(Items from a dataset)
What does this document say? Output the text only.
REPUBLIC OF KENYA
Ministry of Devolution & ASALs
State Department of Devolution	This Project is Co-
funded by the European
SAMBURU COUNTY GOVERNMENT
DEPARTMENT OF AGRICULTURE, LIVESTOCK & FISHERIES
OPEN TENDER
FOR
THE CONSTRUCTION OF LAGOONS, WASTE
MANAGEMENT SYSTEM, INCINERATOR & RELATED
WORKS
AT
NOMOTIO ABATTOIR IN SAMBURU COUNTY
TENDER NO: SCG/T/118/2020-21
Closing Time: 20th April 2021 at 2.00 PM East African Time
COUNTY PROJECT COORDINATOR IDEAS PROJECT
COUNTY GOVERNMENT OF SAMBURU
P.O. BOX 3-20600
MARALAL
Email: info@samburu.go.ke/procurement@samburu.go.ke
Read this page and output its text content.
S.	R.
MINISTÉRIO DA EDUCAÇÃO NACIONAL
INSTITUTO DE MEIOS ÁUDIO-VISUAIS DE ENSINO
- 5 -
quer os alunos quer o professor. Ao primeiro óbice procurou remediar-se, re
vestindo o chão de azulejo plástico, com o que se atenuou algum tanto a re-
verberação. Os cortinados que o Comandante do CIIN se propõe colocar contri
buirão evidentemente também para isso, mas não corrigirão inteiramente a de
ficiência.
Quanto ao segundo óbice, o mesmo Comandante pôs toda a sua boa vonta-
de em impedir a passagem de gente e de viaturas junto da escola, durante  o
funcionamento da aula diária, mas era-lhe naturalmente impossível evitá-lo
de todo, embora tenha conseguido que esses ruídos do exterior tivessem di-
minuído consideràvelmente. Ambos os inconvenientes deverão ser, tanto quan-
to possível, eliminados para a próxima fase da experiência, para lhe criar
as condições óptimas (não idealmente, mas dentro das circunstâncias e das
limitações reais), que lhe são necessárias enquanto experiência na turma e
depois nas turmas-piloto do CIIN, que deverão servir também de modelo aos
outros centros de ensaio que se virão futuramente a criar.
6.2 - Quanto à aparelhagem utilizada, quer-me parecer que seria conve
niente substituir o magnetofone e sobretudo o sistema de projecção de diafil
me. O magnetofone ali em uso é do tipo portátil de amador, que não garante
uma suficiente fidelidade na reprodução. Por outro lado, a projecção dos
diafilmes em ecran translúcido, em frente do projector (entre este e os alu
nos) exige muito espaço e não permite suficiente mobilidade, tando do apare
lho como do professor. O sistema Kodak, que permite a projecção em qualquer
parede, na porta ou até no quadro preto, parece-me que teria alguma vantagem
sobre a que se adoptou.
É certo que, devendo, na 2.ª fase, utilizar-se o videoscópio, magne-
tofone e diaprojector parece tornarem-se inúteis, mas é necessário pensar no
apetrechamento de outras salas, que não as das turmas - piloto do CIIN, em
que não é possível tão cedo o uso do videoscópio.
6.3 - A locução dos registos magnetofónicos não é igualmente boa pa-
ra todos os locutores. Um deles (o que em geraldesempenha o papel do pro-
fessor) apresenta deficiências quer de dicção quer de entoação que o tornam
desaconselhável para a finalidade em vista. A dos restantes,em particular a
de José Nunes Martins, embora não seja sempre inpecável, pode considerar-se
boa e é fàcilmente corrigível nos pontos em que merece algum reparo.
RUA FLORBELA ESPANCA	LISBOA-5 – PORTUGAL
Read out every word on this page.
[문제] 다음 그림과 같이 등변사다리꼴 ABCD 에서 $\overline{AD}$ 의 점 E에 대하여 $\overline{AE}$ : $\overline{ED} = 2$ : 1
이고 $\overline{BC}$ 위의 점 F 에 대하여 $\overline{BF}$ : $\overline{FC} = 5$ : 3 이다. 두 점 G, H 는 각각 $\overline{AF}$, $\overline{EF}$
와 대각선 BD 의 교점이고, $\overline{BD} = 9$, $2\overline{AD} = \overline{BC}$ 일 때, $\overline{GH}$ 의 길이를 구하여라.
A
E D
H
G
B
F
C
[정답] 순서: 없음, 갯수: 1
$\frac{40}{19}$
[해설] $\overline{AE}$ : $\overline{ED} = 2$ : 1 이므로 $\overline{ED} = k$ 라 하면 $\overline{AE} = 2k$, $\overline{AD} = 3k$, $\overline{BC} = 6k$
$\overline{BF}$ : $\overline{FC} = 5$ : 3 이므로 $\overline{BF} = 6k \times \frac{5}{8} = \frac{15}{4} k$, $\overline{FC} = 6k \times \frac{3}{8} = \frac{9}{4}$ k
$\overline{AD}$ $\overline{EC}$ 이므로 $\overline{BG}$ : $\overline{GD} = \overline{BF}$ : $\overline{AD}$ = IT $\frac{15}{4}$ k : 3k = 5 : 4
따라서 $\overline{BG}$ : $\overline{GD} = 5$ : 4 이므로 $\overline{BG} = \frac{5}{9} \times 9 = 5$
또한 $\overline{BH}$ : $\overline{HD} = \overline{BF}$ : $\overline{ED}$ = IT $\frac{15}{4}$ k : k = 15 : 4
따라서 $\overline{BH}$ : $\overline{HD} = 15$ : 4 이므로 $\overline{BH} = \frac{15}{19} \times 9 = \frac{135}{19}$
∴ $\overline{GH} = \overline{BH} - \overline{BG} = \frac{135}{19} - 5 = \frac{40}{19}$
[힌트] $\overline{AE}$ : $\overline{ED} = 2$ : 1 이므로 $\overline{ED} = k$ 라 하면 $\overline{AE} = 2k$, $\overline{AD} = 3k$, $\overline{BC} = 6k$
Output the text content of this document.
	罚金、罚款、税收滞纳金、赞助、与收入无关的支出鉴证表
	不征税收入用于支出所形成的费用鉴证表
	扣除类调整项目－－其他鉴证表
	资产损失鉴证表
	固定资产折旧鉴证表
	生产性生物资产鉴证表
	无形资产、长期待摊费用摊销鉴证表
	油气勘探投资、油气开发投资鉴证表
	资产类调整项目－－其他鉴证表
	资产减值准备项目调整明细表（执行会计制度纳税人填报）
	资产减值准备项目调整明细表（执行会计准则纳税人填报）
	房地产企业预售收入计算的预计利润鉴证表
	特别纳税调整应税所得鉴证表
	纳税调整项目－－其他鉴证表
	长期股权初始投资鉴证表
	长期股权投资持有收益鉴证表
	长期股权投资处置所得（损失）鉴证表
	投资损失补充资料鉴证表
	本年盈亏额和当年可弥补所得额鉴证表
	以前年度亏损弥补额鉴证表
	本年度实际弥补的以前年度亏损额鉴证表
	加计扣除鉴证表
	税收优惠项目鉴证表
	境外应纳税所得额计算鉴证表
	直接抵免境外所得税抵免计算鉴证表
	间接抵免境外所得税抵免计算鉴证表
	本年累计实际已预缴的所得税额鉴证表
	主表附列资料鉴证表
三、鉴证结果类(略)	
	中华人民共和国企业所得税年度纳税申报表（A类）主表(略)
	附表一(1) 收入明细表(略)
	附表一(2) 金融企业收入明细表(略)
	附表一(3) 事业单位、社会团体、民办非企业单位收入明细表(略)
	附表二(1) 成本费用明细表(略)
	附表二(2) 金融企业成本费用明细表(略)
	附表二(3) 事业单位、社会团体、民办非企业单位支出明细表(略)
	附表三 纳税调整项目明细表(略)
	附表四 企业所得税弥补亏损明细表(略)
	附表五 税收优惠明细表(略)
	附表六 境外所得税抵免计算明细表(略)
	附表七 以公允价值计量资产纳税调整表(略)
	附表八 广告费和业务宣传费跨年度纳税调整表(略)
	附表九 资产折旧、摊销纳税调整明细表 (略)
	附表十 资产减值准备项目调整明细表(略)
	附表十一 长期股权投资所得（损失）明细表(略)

Do this: From the data above, work out how many lines hold "Devolution". Answer with the number alone.

Written solution: 2